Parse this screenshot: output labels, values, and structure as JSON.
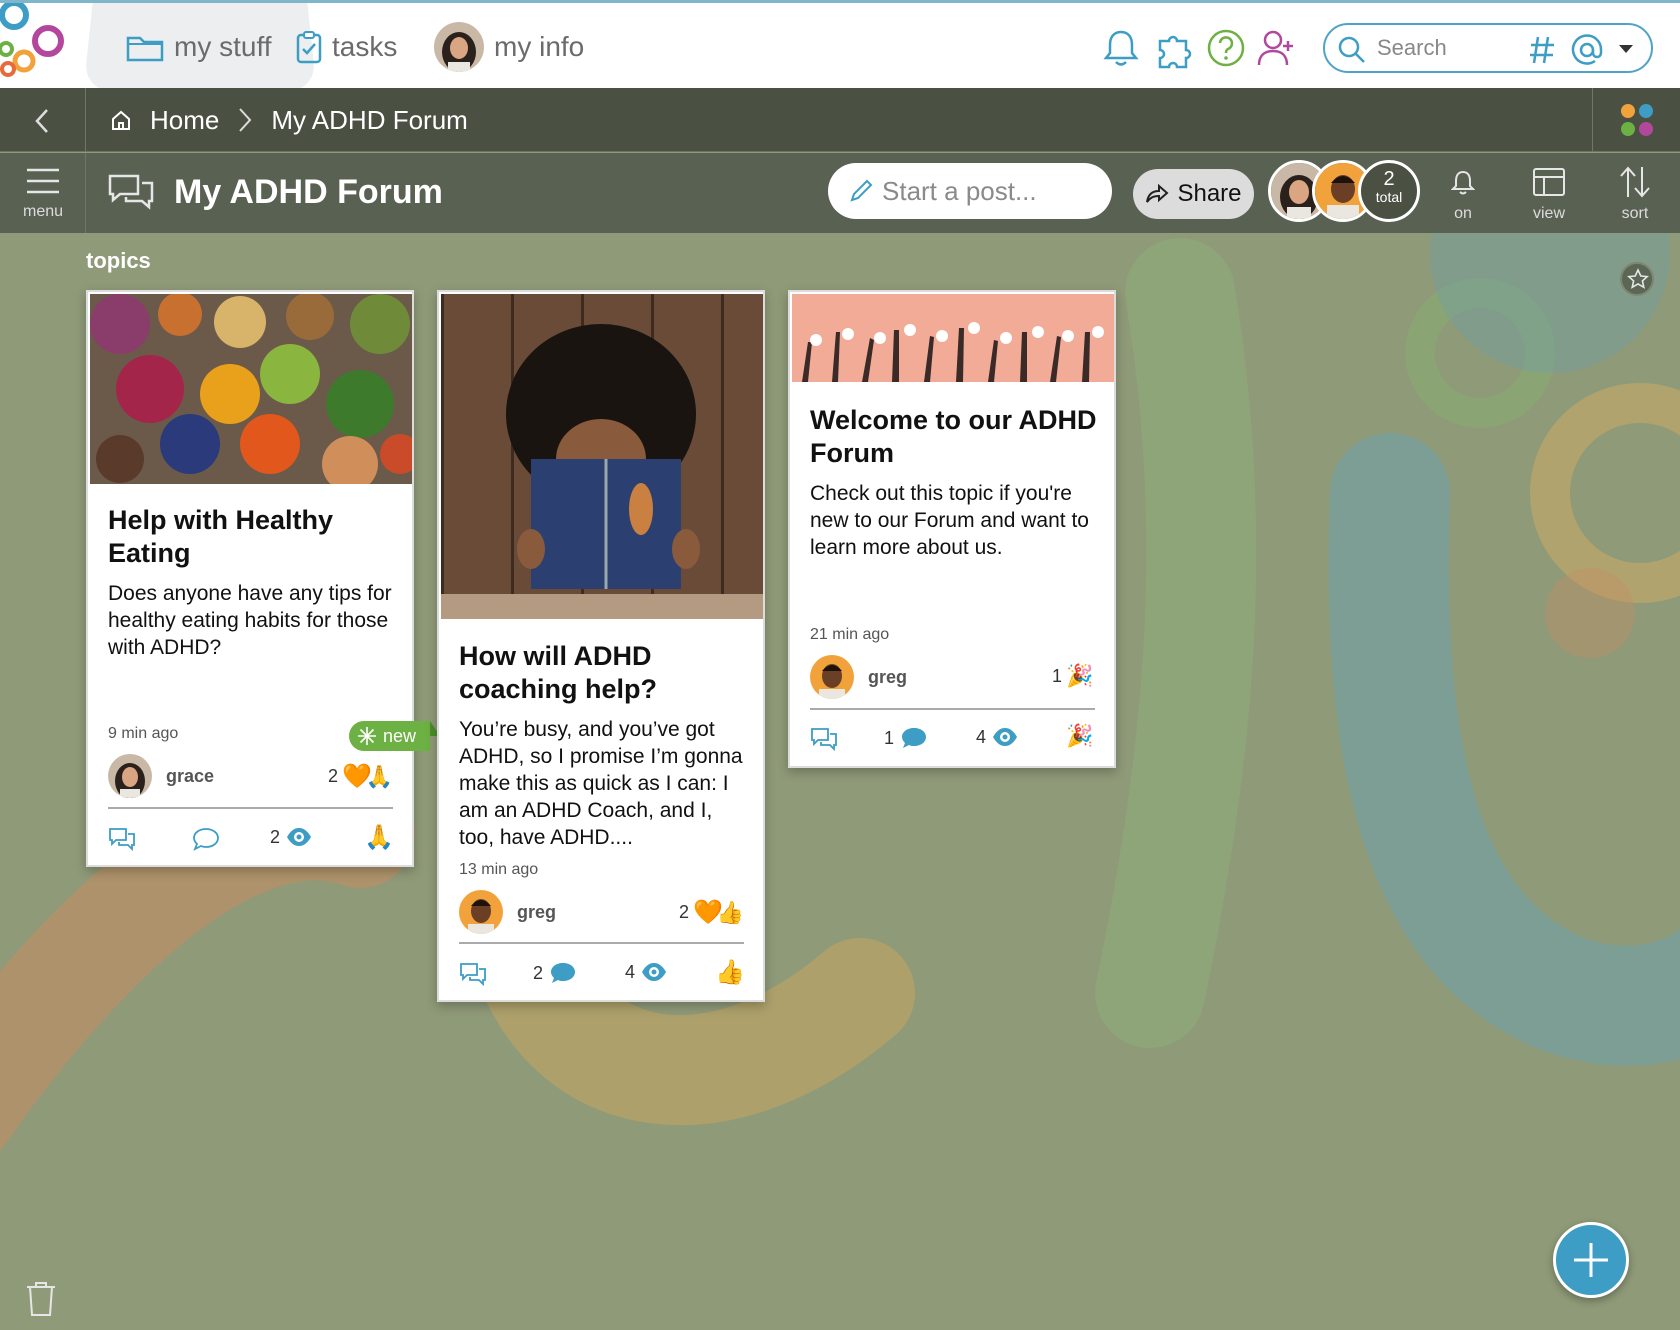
{
  "nav": {
    "my_stuff": "my stuff",
    "tasks": "tasks",
    "my_info": "my info"
  },
  "search": {
    "placeholder": "Search"
  },
  "breadcrumb": {
    "home": "Home",
    "current": "My ADHD Forum"
  },
  "titlebar": {
    "menu_label": "menu",
    "title": "My ADHD Forum",
    "start_post": "Start a post...",
    "share": "Share",
    "members_count": "2",
    "members_label": "total",
    "notify_label": "on",
    "view_label": "view",
    "sort_label": "sort"
  },
  "section_label": "topics",
  "cards": [
    {
      "title": "Help with Healthy Eating",
      "excerpt": "Does anyone have any tips for healthy eating habits for those with ADHD?",
      "time": "9 min ago",
      "author": "grace",
      "reaction_count": "2",
      "badge": "new",
      "views": "2",
      "image": "food-image"
    },
    {
      "title": "How will ADHD coaching help?",
      "excerpt": "You’re busy, and you’ve got ADHD, so I promise I’m gonna make this as quick as I can: I am an ADHD Coach, and I, too, have ADHD....",
      "time": "13 min ago",
      "author": "greg",
      "reaction_count": "2",
      "comments": "2",
      "views": "4",
      "image": "reading-woman-image"
    },
    {
      "title": "Welcome to our ADHD Forum",
      "excerpt": "Check out this topic if you're new to our Forum and want to learn more about us.",
      "time": "21 min ago",
      "author": "greg",
      "reaction_count": "1",
      "comments": "1",
      "views": "4",
      "image": "raised-hands-banner"
    }
  ],
  "colors": {
    "accent": "#3d9dc4",
    "header_dark": "#4a5143",
    "titlebar": "#596152",
    "canvas": "#8f9a78",
    "new_badge": "#6db043"
  }
}
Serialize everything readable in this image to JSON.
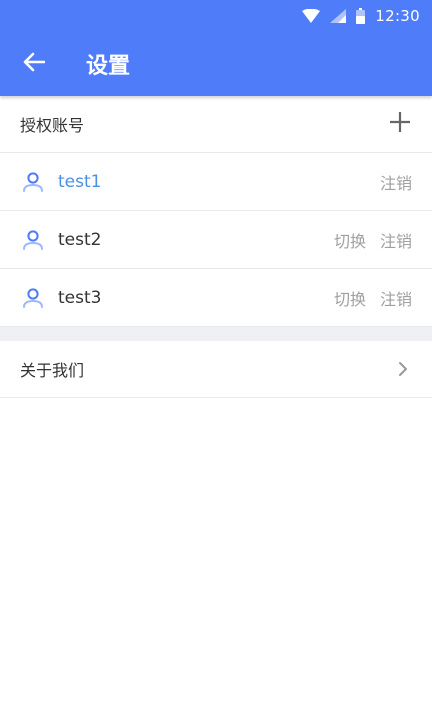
{
  "status_bar": {
    "time": "12:30",
    "icons": [
      "wifi-icon",
      "signal-icon",
      "battery-icon"
    ]
  },
  "app_bar": {
    "title": "设置",
    "back_icon": "arrow-left-icon"
  },
  "accounts_section": {
    "header": "授权账号",
    "add_icon": "plus-icon",
    "accounts": [
      {
        "name": "test1",
        "active": true,
        "actions": [
          "注销"
        ]
      },
      {
        "name": "test2",
        "active": false,
        "actions": [
          "切换",
          "注销"
        ]
      },
      {
        "name": "test3",
        "active": false,
        "actions": [
          "切换",
          "注销"
        ]
      }
    ]
  },
  "about": {
    "label": "关于我们",
    "icon": "chevron-right-icon"
  },
  "colors": {
    "primary": "#4f7df9",
    "active_text": "#4a90e2",
    "secondary_text": "#a0a0a0",
    "divider": "#e8e9ee",
    "section_gap": "#eef0f5"
  }
}
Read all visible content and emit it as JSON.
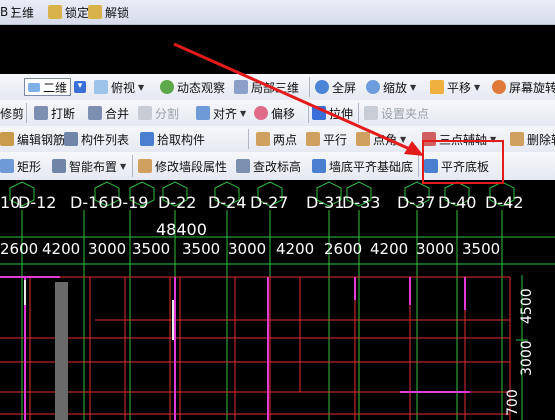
{
  "toolbar_row1": {
    "partial_left": "B",
    "items": [
      "三维",
      "锁定",
      "解锁"
    ]
  },
  "toolbar_row2": {
    "view_select": "二维",
    "items": [
      "俯视",
      "动态观察",
      "局部三维",
      "全屏",
      "缩放",
      "平移",
      "屏幕旋转"
    ]
  },
  "toolbar_row3": {
    "items": [
      "修剪",
      "打断",
      "合并",
      "分割",
      "对齐",
      "偏移",
      "拉伸",
      "设置夹点"
    ]
  },
  "toolbar_row4": {
    "items": [
      "编辑钢筋",
      "构件列表",
      "拾取构件",
      "两点",
      "平行",
      "点角",
      "三点辅轴",
      "删除辅"
    ]
  },
  "toolbar_row5": {
    "items": [
      "矩形",
      "智能布置",
      "修改墙段属性",
      "查改标高",
      "墙底平齐基础底",
      "平齐底板"
    ]
  },
  "cad": {
    "axis_labels": [
      "10",
      "D-12",
      "D-16",
      "D-19",
      "D-22",
      "D-24",
      "D-27",
      "D-31",
      "D-33",
      "D-37",
      "D-40",
      "D-42"
    ],
    "total_dim": "48400",
    "dims": [
      "2600",
      "4200",
      "3000",
      "3500",
      "3500",
      "3000",
      "4200",
      "2600",
      "4200",
      "3000",
      "3500"
    ],
    "right_dims": [
      "4500",
      "3000",
      "700"
    ]
  },
  "annotation": {
    "arrow_color": "#e31b1b",
    "target": "平齐底板"
  }
}
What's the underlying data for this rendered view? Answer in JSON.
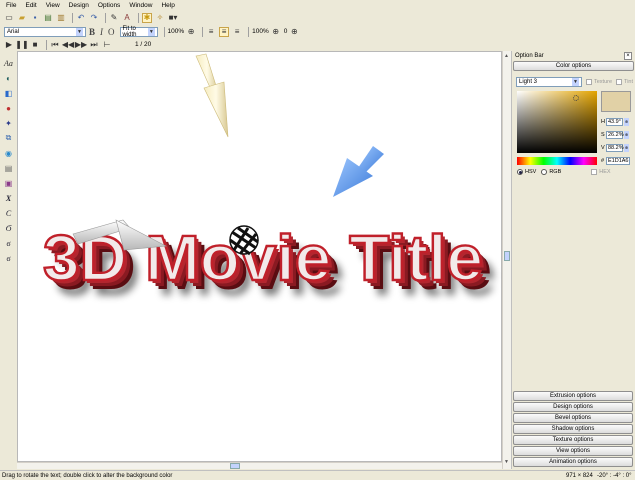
{
  "menu": [
    "File",
    "Edit",
    "View",
    "Design",
    "Options",
    "Window",
    "Help"
  ],
  "toolbar": {
    "font_name": "Arial",
    "fit_mode": "Fit to width",
    "zoom_1": "100%",
    "zoom_2": "100%",
    "zoom_3_value": "0",
    "frame_counter": "1 / 20",
    "bold": "B",
    "italic": "I",
    "outline": "O"
  },
  "canvas": {
    "title_text": "3D Movie Title"
  },
  "left_tools": {
    "text_tool": "Aa"
  },
  "panel": {
    "title": "Option Bar",
    "close": "×",
    "active_section": "Color options",
    "light_select": "Light 3",
    "texture_label": "Texture",
    "tint_label": "Tint",
    "h_label": "H",
    "h_value": "43.9°",
    "s_label": "S",
    "s_value": "26.2%",
    "v_label": "V",
    "v_value": "88.2%",
    "hash_label": "#",
    "hex_value": "E1D1A6",
    "mode_hsv": "HSV",
    "mode_rgb": "RGB",
    "mode_hex": "HEX",
    "current_color": "#e1d1a6",
    "sections": [
      "Extrusion options",
      "Design options",
      "Bevel options",
      "Shadow options",
      "Texture options",
      "View options",
      "Animation options"
    ]
  },
  "status": {
    "hint": "Drag to rotate the text; double click to alter the background color",
    "dimensions": "971 × 824",
    "angles": "-20° : -4° : 0°"
  }
}
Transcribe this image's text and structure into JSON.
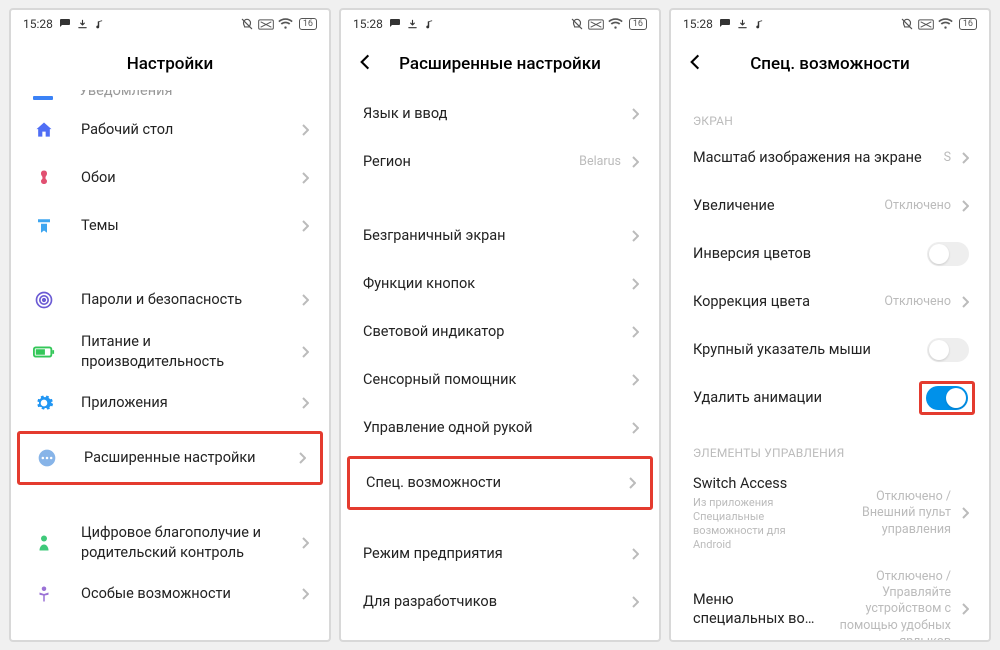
{
  "status": {
    "time": "15:28",
    "battery": "16"
  },
  "screen1": {
    "title": "Настройки",
    "partial_top": "Уведомления",
    "items": [
      {
        "label": "Рабочий стол"
      },
      {
        "label": "Обои"
      },
      {
        "label": "Темы"
      }
    ],
    "group2": [
      {
        "label": "Пароли и безопасность"
      },
      {
        "label": "Питание и производительность"
      },
      {
        "label": "Приложения"
      }
    ],
    "highlighted": {
      "label": "Расширенные настройки"
    },
    "group3": [
      {
        "label": "Цифровое благополучие и родительский контроль"
      },
      {
        "label": "Особые возможности"
      }
    ]
  },
  "screen2": {
    "title": "Расширенные настройки",
    "items": [
      {
        "label": "Язык и ввод",
        "value": ""
      },
      {
        "label": "Регион",
        "value": "Belarus"
      }
    ],
    "group2": [
      {
        "label": "Безграничный экран"
      },
      {
        "label": "Функции кнопок"
      },
      {
        "label": "Световой индикатор"
      },
      {
        "label": "Сенсорный помощник"
      },
      {
        "label": "Управление одной рукой"
      }
    ],
    "highlighted": {
      "label": "Спец. возможности"
    },
    "group3": [
      {
        "label": "Режим предприятия"
      },
      {
        "label": "Для разработчиков"
      }
    ]
  },
  "screen3": {
    "title": "Спец. возможности",
    "section1": "ЭКРАН",
    "items1": [
      {
        "label": "Масштаб изображения на экране",
        "value": "S",
        "type": "nav"
      },
      {
        "label": "Увеличение",
        "value": "Отключено",
        "type": "nav"
      },
      {
        "label": "Инверсия цветов",
        "type": "toggle",
        "on": false
      },
      {
        "label": "Коррекция цвета",
        "value": "Отключено",
        "type": "nav"
      },
      {
        "label": "Крупный указатель мыши",
        "type": "toggle",
        "on": false
      }
    ],
    "highlighted": {
      "label": "Удалить анимации",
      "type": "toggle",
      "on": true
    },
    "section2": "ЭЛЕМЕНТЫ УПРАВЛЕНИЯ",
    "items2": [
      {
        "label": "Switch Access",
        "sub": "Из приложения Специальные возможности для Android",
        "value": "Отключено / Внешний пульт управления",
        "type": "nav"
      },
      {
        "label": "Меню специальных во…",
        "value": "Отключено / Управляйте устройством с помощью удобных ярлыков",
        "type": "nav"
      }
    ]
  }
}
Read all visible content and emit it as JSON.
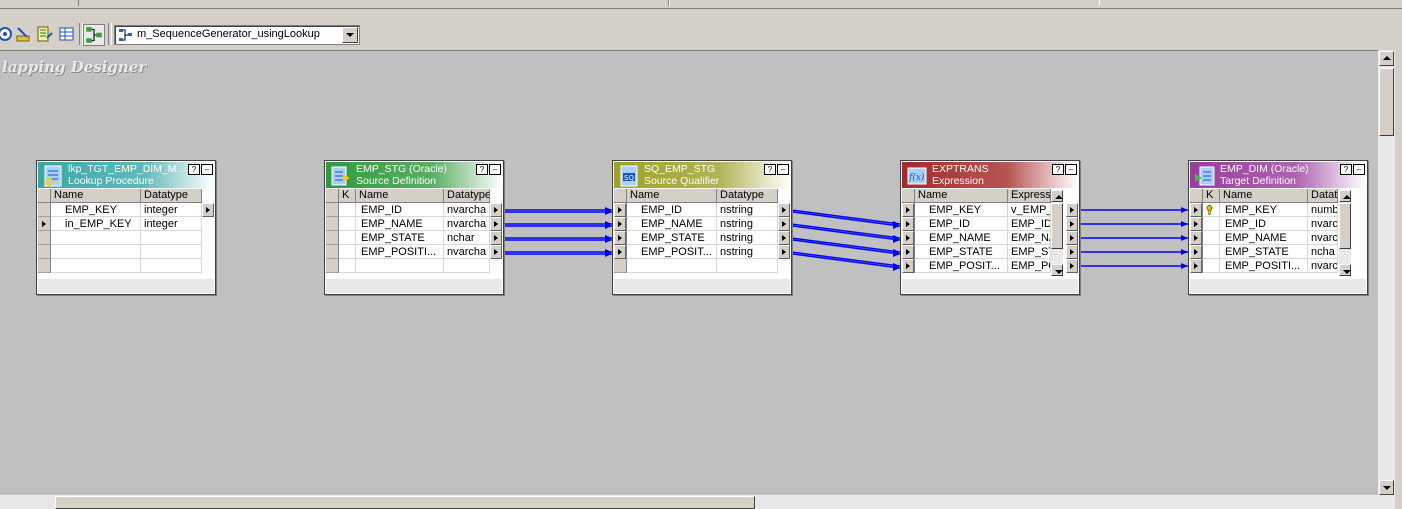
{
  "toolbar": {
    "mapping_name": "m_SequenceGenerator_usingLookup"
  },
  "canvas": {
    "title": "lapping Designer"
  },
  "colors": {
    "lookup_header": "#3aa7a7",
    "source_header": "#2f9a3c",
    "qualifier_header": "#9ea12a",
    "expression_header": "#a52a2a",
    "target_header": "#9a3c9e",
    "link": "#0000ff"
  },
  "transformations": {
    "lookup": {
      "title": "lkp_TGT_EMP_DIM_M...",
      "subtitle": "Lookup Procedure",
      "columns": [
        "Name",
        "Datatype"
      ],
      "rows": [
        {
          "name": "EMP_KEY",
          "type": "integer"
        },
        {
          "name": "in_EMP_KEY",
          "type": "integer"
        }
      ]
    },
    "source": {
      "title": "EMP_STG (Oracle)",
      "subtitle": "Source Definition",
      "key_col": "K",
      "columns": [
        "Name",
        "Datatype"
      ],
      "rows": [
        {
          "name": "EMP_ID",
          "type": "nvarcha"
        },
        {
          "name": "EMP_NAME",
          "type": "nvarcha"
        },
        {
          "name": "EMP_STATE",
          "type": "nchar"
        },
        {
          "name": "EMP_POSITI...",
          "type": "nvarcha"
        }
      ]
    },
    "qualifier": {
      "title": "SQ_EMP_STG",
      "subtitle": "Source Qualifier",
      "columns": [
        "Name",
        "Datatype"
      ],
      "rows": [
        {
          "name": "EMP_ID",
          "type": "nstring"
        },
        {
          "name": "EMP_NAME",
          "type": "nstring"
        },
        {
          "name": "EMP_STATE",
          "type": "nstring"
        },
        {
          "name": "EMP_POSIT...",
          "type": "nstring"
        }
      ]
    },
    "expression": {
      "title": "EXPTRANS",
      "subtitle": "Expression",
      "columns": [
        "Name",
        "Expressi"
      ],
      "rows": [
        {
          "name": "EMP_KEY",
          "type": "v_EMP_"
        },
        {
          "name": "EMP_ID",
          "type": "EMP_ID"
        },
        {
          "name": "EMP_NAME",
          "type": "EMP_NA"
        },
        {
          "name": "EMP_STATE",
          "type": "EMP_ST"
        },
        {
          "name": "EMP_POSIT...",
          "type": "EMP_PO"
        }
      ]
    },
    "target": {
      "title": "EMP_DIM (Oracle)",
      "subtitle": "Target Definition",
      "key_col": "K",
      "columns": [
        "Name",
        "Datat"
      ],
      "rows": [
        {
          "name": "EMP_KEY",
          "type": "numb"
        },
        {
          "name": "EMP_ID",
          "type": "nvarc"
        },
        {
          "name": "EMP_NAME",
          "type": "nvarc"
        },
        {
          "name": "EMP_STATE",
          "type": "ncha"
        },
        {
          "name": "EMP_POSITI...",
          "type": "nvarc"
        }
      ]
    }
  }
}
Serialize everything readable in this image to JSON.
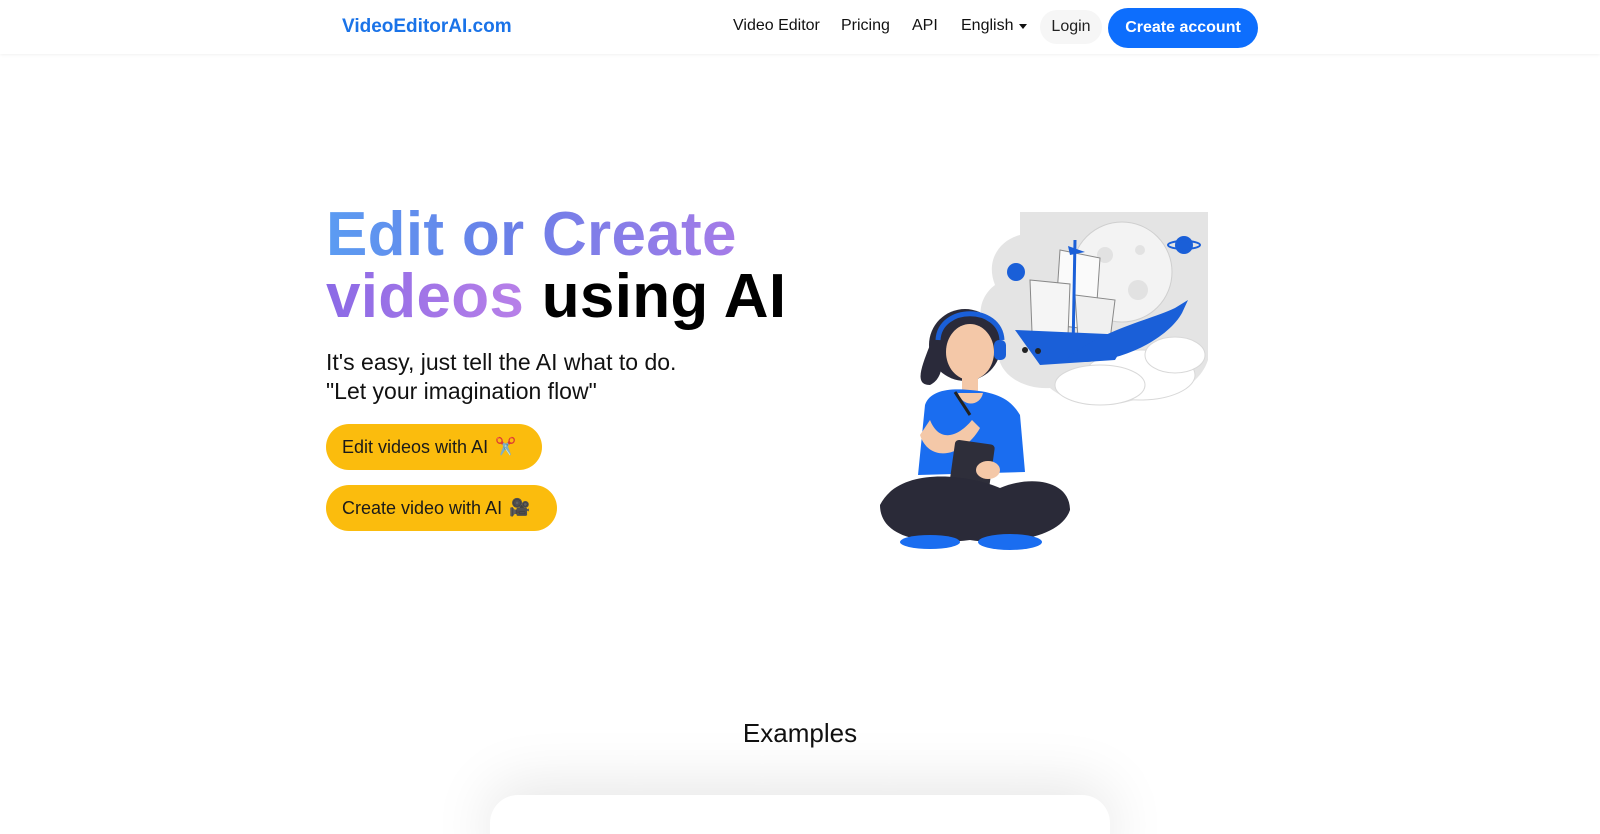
{
  "brand": {
    "name": "VideoEditorAI.com",
    "color": "#1a73e8"
  },
  "nav": {
    "links": [
      "Video Editor",
      "Pricing",
      "API"
    ],
    "language": "English",
    "login": "Login",
    "create_account": "Create account"
  },
  "hero": {
    "title_part1": "Edit or Create",
    "title_part2": "videos",
    "title_part3": "using AI",
    "subtitle_line1": "It's easy, just tell the AI what to do.",
    "subtitle_line2": "\"Let your imagination flow\"",
    "edit_button": "Edit videos with AI",
    "edit_button_emoji": "✂️",
    "create_button": "Create video with AI",
    "create_button_emoji": "🎥",
    "illustration_icon": "girl-dreaming-illustration"
  },
  "examples": {
    "title": "Examples"
  },
  "colors": {
    "accent": "#0d6efd",
    "cta_yellow": "#fbbc0d",
    "gradient_start": "#5b9cf2",
    "gradient_end": "#b880e8"
  }
}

^^^^

§ **Given instruction**: Looking at the data above, show all lines where the word "возможности" occurs.

§ **Output**:
        "label": "Особые возможности"
      "label": "Спец. возможности"
    "title": "Спец. возможности",
        "sub": "Из приложения Специальные возможности для Android",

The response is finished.